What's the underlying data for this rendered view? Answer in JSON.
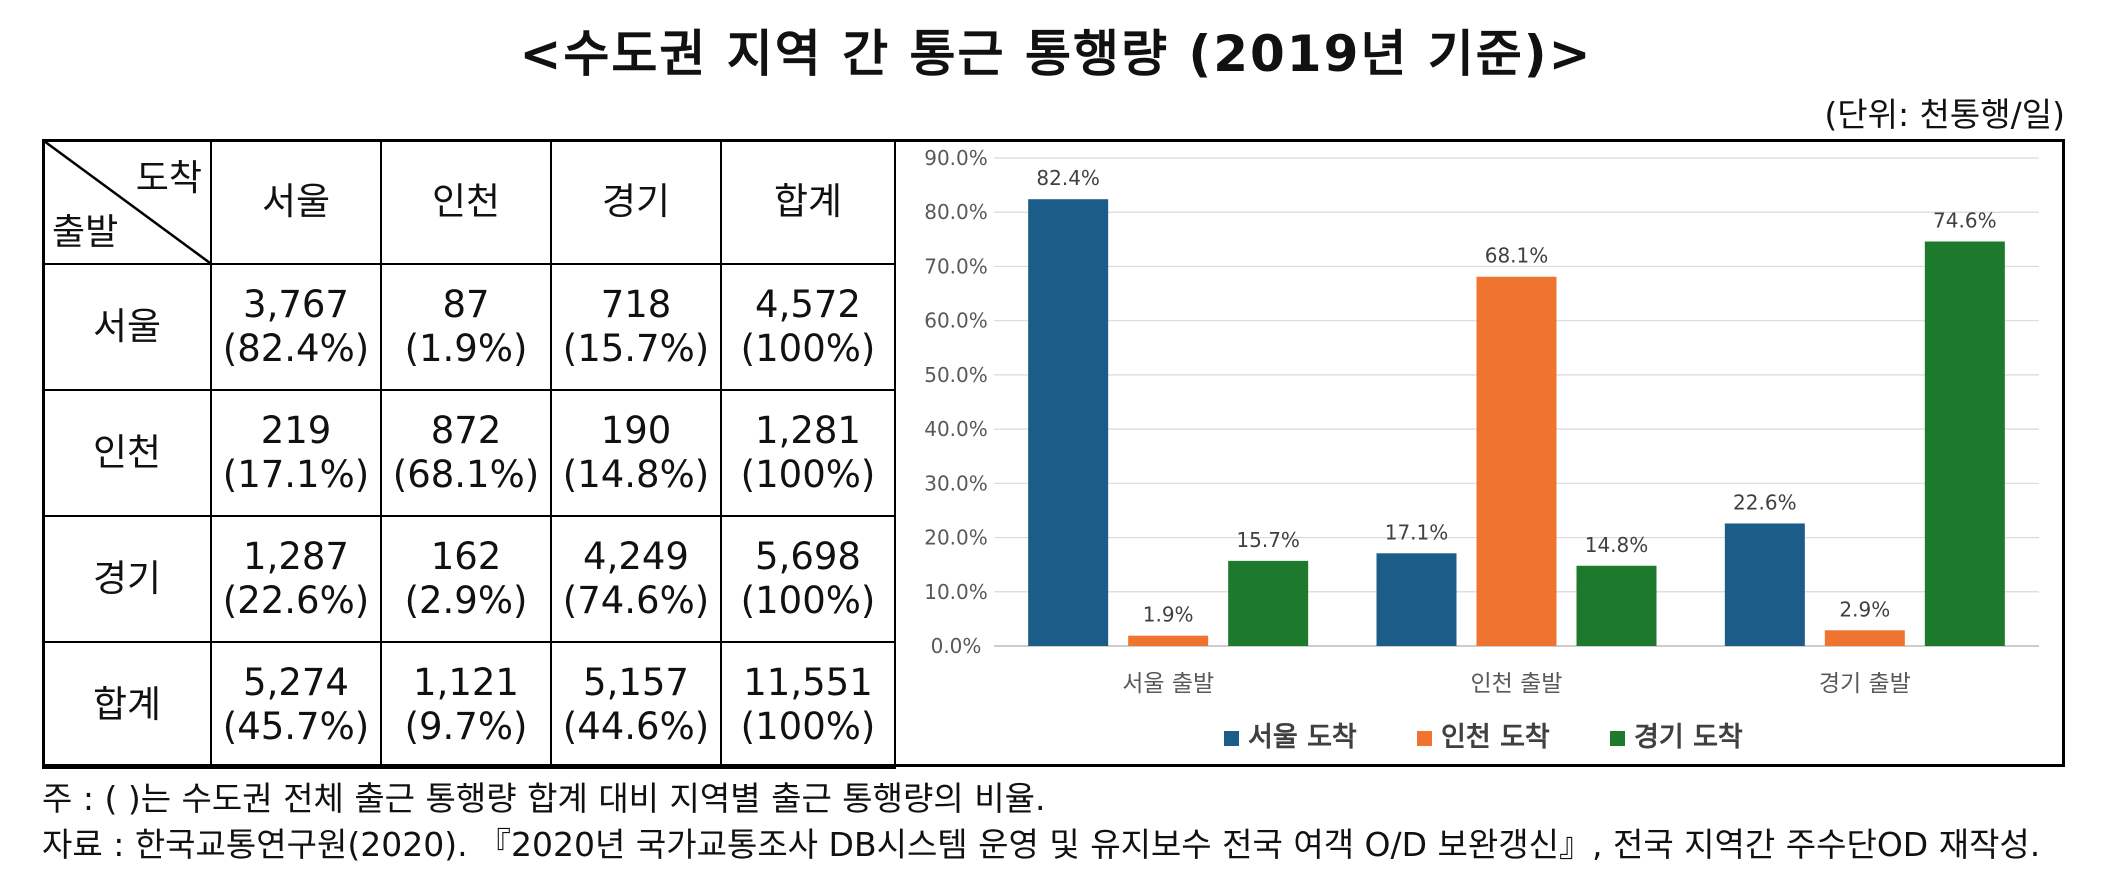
{
  "title": "<수도권 지역 간 통근 통행량 (2019년 기준)>",
  "unit": "(단위: 천통행/일)",
  "table": {
    "corner_arrival": "도착",
    "corner_departure": "출발",
    "columns": [
      "서울",
      "인천",
      "경기",
      "합계"
    ],
    "rows": [
      {
        "label": "서울",
        "cells": [
          {
            "v": "3,767",
            "p": "(82.4%)"
          },
          {
            "v": "87",
            "p": "(1.9%)"
          },
          {
            "v": "718",
            "p": "(15.7%)"
          },
          {
            "v": "4,572",
            "p": "(100%)"
          }
        ]
      },
      {
        "label": "인천",
        "cells": [
          {
            "v": "219",
            "p": "(17.1%)"
          },
          {
            "v": "872",
            "p": "(68.1%)"
          },
          {
            "v": "190",
            "p": "(14.8%)"
          },
          {
            "v": "1,281",
            "p": "(100%)"
          }
        ]
      },
      {
        "label": "경기",
        "cells": [
          {
            "v": "1,287",
            "p": "(22.6%)"
          },
          {
            "v": "162",
            "p": "(2.9%)"
          },
          {
            "v": "4,249",
            "p": "(74.6%)"
          },
          {
            "v": "5,698",
            "p": "(100%)"
          }
        ]
      },
      {
        "label": "합계",
        "cells": [
          {
            "v": "5,274",
            "p": "(45.7%)"
          },
          {
            "v": "1,121",
            "p": "(9.7%)"
          },
          {
            "v": "5,157",
            "p": "(44.6%)"
          },
          {
            "v": "11,551",
            "p": "(100%)"
          }
        ]
      }
    ]
  },
  "chart_data": {
    "type": "bar",
    "categories": [
      "서울 출발",
      "인천 출발",
      "경기 출발"
    ],
    "series": [
      {
        "name": "서울 도착",
        "color": "#1c5c88",
        "values": [
          82.4,
          17.1,
          22.6
        ],
        "labels": [
          "82.4%",
          "17.1%",
          "22.6%"
        ]
      },
      {
        "name": "인천 도착",
        "color": "#ef7430",
        "values": [
          1.9,
          68.1,
          2.9
        ],
        "labels": [
          "1.9%",
          "68.1%",
          "2.9%"
        ]
      },
      {
        "name": "경기 도착",
        "color": "#1d7a2c",
        "values": [
          15.7,
          14.8,
          74.6
        ],
        "labels": [
          "15.7%",
          "14.8%",
          "74.6%"
        ]
      }
    ],
    "ylim": [
      0,
      90
    ],
    "yticks": [
      "0.0%",
      "10.0%",
      "20.0%",
      "30.0%",
      "40.0%",
      "50.0%",
      "60.0%",
      "70.0%",
      "80.0%",
      "90.0%"
    ],
    "grid": true,
    "legend": "bottom-center"
  },
  "notes": {
    "note": "주 : (   )는 수도권 전체 출근 통행량 합계 대비 지역별 출근 통행량의 비율.",
    "source": "자료 : 한국교통연구원(2020). 『2020년 국가교통조사 DB시스템 운영 및 유지보수 전국 여객 O/D 보완갱신』, 전국 지역간 주수단OD 재작성."
  }
}
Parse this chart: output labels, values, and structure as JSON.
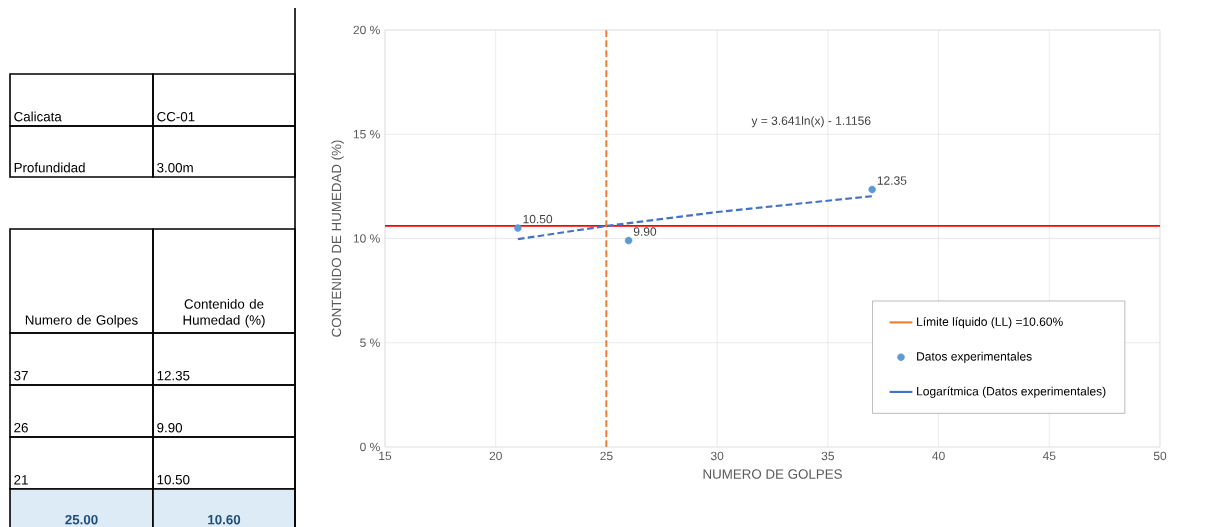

(PROBLEM DESCRIPTION): Reproduce each line of the records exactly, and omit every picture.

(ANSWER TO THE EXERCISE):
What's the underlying data for this rendered view? Answer in JSON.
{
  "title": "<수도권 지역 간 통근 통행량 (2019년 기준)>",
  "unit": "(단위: 천통행/일)",
  "table": {
    "corner_arrival": "도착",
    "corner_departure": "출발",
    "columns": [
      "서울",
      "인천",
      "경기",
      "합계"
    ],
    "rows": [
      {
        "label": "서울",
        "cells": [
          {
            "v": "3,767",
            "p": "(82.4%)"
          },
          {
            "v": "87",
            "p": "(1.9%)"
          },
          {
            "v": "718",
            "p": "(15.7%)"
          },
          {
            "v": "4,572",
            "p": "(100%)"
          }
        ]
      },
      {
        "label": "인천",
        "cells": [
          {
            "v": "219",
            "p": "(17.1%)"
          },
          {
            "v": "872",
            "p": "(68.1%)"
          },
          {
            "v": "190",
            "p": "(14.8%)"
          },
          {
            "v": "1,281",
            "p": "(100%)"
          }
        ]
      },
      {
        "label": "경기",
        "cells": [
          {
            "v": "1,287",
            "p": "(22.6%)"
          },
          {
            "v": "162",
            "p": "(2.9%)"
          },
          {
            "v": "4,249",
            "p": "(74.6%)"
          },
          {
            "v": "5,698",
            "p": "(100%)"
          }
        ]
      },
      {
        "label": "합계",
        "cells": [
          {
            "v": "5,274",
            "p": "(45.7%)"
          },
          {
            "v": "1,121",
            "p": "(9.7%)"
          },
          {
            "v": "5,157",
            "p": "(44.6%)"
          },
          {
            "v": "11,551",
            "p": "(100%)"
          }
        ]
      }
    ]
  },
  "chart_data": {
    "type": "bar",
    "categories": [
      "서울 출발",
      "인천 출발",
      "경기 출발"
    ],
    "series": [
      {
        "name": "서울 도착",
        "color": "#1c5c88",
        "values": [
          82.4,
          17.1,
          22.6
        ],
        "labels": [
          "82.4%",
          "17.1%",
          "22.6%"
        ]
      },
      {
        "name": "인천 도착",
        "color": "#ef7430",
        "values": [
          1.9,
          68.1,
          2.9
        ],
        "labels": [
          "1.9%",
          "68.1%",
          "2.9%"
        ]
      },
      {
        "name": "경기 도착",
        "color": "#1d7a2c",
        "values": [
          15.7,
          14.8,
          74.6
        ],
        "labels": [
          "15.7%",
          "14.8%",
          "74.6%"
        ]
      }
    ],
    "ylim": [
      0,
      90
    ],
    "yticks": [
      "0.0%",
      "10.0%",
      "20.0%",
      "30.0%",
      "40.0%",
      "50.0%",
      "60.0%",
      "70.0%",
      "80.0%",
      "90.0%"
    ],
    "grid": true,
    "legend": "bottom-center"
  },
  "notes": {
    "note": "주 : (   )는 수도권 전체 출근 통행량 합계 대비 지역별 출근 통행량의 비율.",
    "source": "자료 : 한국교통연구원(2020). 『2020년 국가교통조사 DB시스템 운영 및 유지보수 전국 여객 O/D 보완갱신』, 전국 지역간 주수단OD 재작성."
  }
}
Parse this chart: output labels, values, and structure as JSON.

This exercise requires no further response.